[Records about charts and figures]
====================

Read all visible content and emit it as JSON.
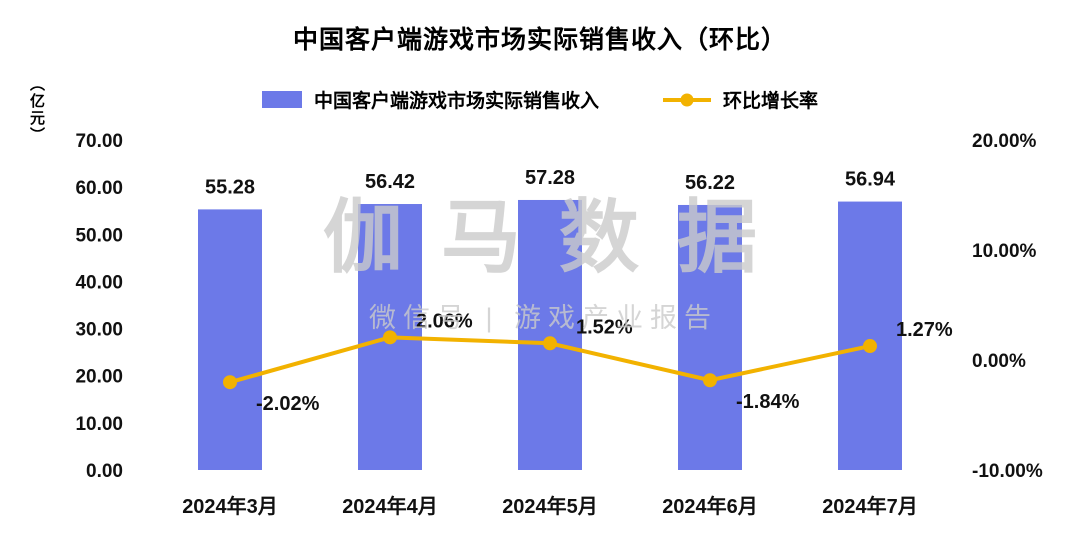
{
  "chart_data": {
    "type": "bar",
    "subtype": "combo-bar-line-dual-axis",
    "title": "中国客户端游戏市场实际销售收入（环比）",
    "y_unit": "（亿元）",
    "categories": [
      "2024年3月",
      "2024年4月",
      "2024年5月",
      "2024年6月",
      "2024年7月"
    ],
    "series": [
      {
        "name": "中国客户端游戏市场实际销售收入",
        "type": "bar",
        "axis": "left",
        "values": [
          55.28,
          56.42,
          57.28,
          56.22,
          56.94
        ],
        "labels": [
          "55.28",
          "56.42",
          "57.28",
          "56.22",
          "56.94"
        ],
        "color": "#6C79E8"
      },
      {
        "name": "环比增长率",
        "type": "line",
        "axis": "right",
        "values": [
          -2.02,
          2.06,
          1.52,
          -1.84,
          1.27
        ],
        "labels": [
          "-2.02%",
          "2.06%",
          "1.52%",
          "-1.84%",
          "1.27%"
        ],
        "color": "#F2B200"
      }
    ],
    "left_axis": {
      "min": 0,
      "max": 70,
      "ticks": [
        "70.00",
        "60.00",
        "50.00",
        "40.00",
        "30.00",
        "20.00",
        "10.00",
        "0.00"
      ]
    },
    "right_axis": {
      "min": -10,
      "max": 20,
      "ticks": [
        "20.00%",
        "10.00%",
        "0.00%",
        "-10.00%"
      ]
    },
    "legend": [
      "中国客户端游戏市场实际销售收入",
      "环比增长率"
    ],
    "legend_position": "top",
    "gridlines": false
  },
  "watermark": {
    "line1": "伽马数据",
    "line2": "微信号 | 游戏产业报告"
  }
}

====================

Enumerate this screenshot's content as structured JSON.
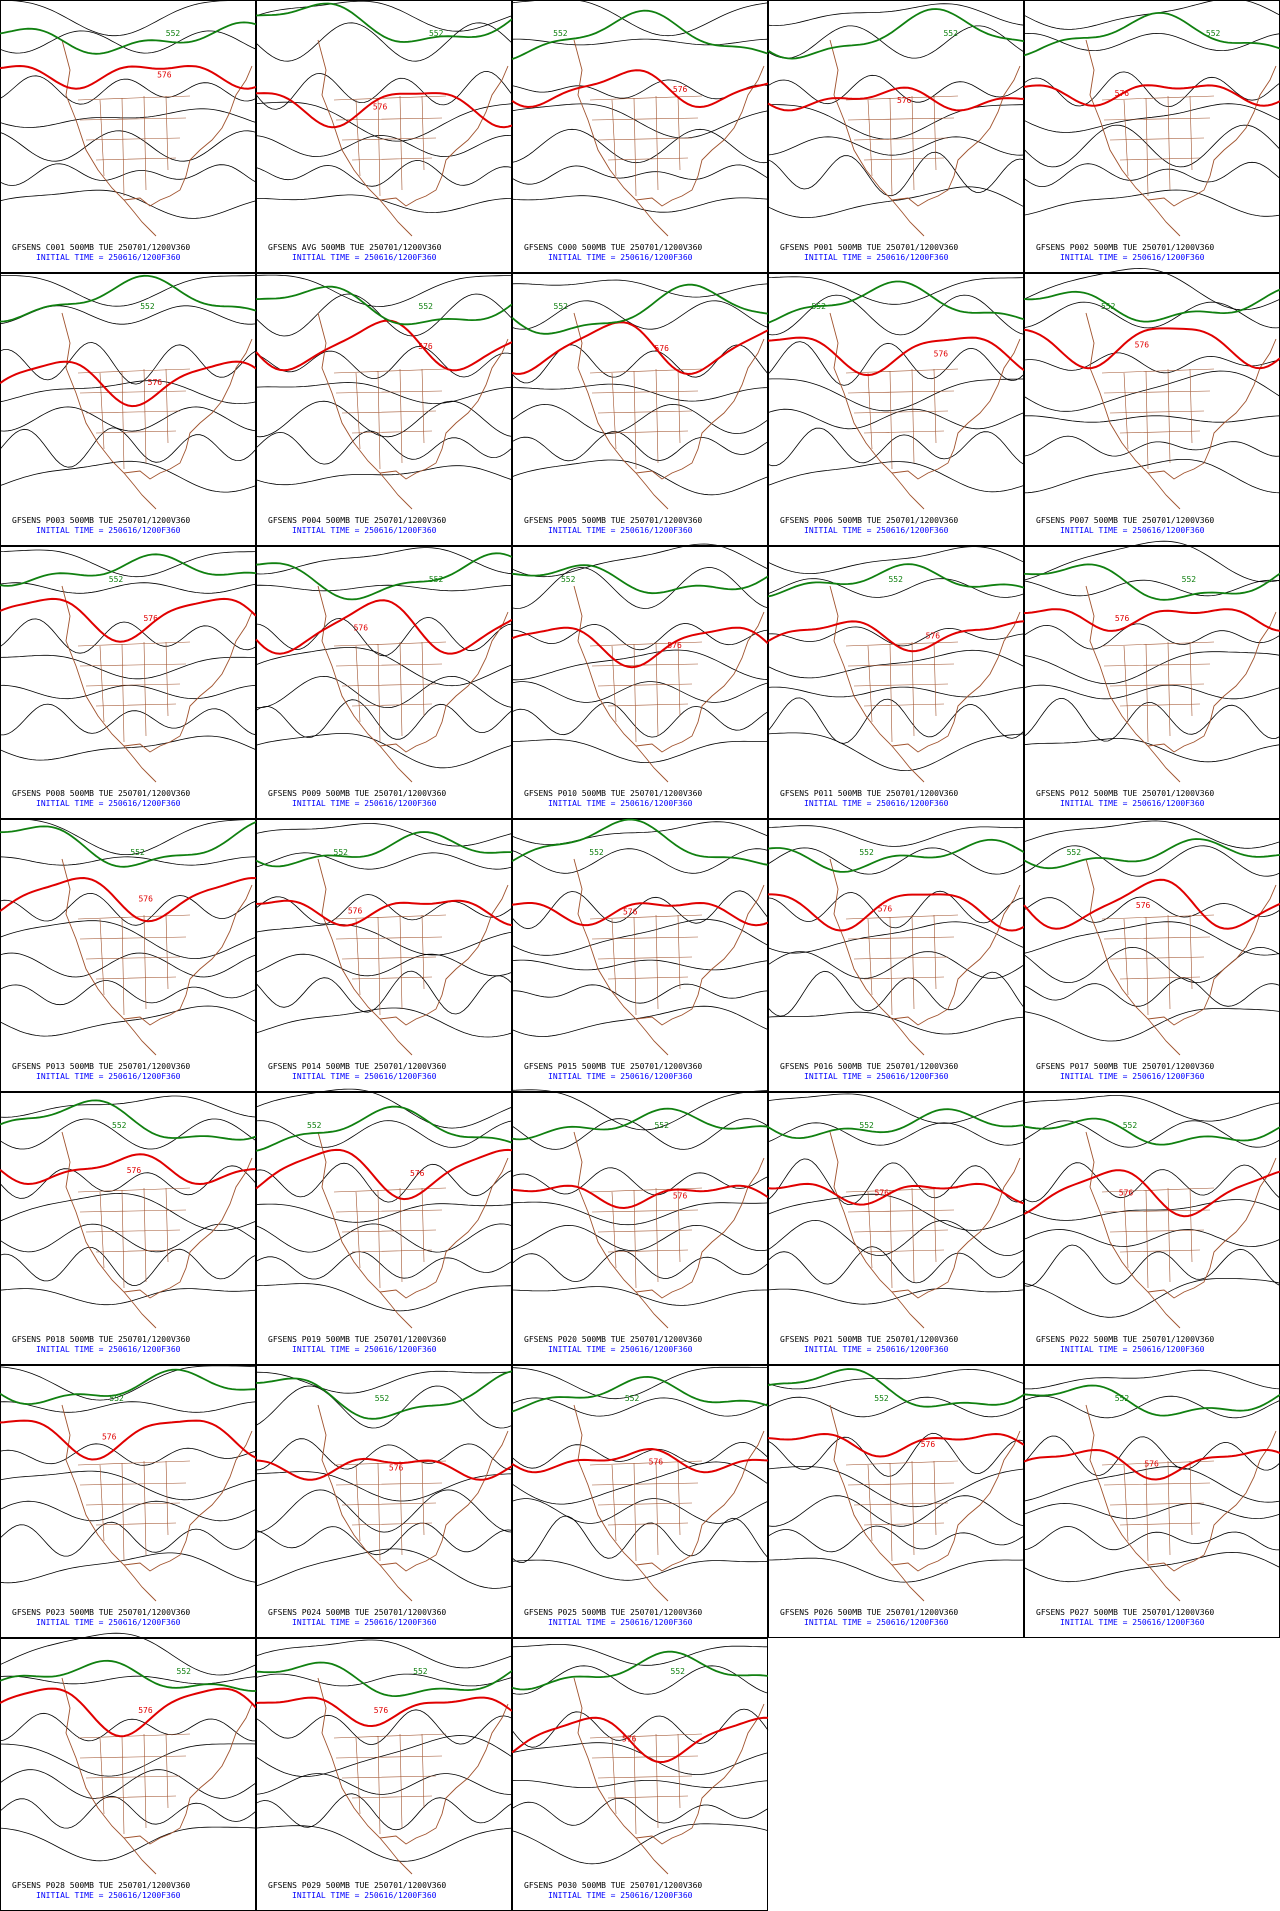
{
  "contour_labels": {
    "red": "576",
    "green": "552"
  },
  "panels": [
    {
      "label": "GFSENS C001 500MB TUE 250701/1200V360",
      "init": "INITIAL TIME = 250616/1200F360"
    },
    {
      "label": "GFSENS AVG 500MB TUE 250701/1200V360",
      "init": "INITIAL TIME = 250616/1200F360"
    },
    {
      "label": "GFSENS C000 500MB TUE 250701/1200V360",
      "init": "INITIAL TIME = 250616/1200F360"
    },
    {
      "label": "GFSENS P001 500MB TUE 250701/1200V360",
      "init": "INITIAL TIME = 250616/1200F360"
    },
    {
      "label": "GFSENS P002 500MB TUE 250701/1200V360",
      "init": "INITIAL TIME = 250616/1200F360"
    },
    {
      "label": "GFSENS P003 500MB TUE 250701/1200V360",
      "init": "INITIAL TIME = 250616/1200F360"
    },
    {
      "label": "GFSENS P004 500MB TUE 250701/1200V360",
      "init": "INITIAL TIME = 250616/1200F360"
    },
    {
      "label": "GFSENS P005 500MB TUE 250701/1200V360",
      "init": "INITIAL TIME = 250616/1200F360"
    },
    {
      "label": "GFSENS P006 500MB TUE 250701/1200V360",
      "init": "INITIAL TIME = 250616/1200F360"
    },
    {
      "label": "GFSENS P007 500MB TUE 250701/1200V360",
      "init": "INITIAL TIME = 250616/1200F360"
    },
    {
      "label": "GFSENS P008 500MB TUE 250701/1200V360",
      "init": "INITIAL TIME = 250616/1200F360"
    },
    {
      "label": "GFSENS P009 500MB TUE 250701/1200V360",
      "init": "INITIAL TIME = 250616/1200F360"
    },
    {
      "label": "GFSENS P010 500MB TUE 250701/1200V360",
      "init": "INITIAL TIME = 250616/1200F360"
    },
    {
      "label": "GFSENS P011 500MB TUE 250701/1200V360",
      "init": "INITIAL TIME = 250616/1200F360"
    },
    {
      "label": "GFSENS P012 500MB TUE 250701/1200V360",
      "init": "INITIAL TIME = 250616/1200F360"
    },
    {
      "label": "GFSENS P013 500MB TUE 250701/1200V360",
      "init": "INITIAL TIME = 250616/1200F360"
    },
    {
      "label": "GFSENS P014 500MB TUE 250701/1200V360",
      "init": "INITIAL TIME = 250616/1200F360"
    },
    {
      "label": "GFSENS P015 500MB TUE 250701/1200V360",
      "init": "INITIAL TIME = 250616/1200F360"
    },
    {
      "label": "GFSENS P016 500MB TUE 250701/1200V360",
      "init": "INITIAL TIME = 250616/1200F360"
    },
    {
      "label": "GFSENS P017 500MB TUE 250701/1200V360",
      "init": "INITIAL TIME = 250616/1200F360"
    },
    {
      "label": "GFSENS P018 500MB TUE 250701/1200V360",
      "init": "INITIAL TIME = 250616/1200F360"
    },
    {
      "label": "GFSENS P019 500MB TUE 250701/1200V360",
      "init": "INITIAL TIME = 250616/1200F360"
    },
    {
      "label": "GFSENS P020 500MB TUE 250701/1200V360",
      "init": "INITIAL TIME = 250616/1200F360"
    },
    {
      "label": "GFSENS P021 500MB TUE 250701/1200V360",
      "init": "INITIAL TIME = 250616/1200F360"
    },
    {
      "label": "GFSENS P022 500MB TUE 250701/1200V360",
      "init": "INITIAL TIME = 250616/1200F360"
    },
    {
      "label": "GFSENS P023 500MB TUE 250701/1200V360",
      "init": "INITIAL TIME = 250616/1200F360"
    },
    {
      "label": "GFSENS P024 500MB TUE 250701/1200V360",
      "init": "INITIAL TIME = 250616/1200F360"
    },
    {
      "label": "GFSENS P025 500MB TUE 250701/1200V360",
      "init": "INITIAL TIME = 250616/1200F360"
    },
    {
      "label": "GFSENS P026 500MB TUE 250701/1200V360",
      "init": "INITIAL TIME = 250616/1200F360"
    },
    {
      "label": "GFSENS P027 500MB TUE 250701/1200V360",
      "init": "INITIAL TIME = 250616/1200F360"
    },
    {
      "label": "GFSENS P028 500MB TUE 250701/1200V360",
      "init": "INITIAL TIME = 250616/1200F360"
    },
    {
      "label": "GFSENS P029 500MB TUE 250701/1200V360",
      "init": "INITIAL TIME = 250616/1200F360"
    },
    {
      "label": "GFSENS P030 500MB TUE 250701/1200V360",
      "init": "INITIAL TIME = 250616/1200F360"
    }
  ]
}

====================

Take every line above carrying "中国客户端游戏市场实际销售收入" and return it.

Task solution:
    "title": "中国客户端游戏市场实际销售收入（环比）",
        "name": "中国客户端游戏市场实际销售收入",
      "中国客户端游戏市场实际销售收入",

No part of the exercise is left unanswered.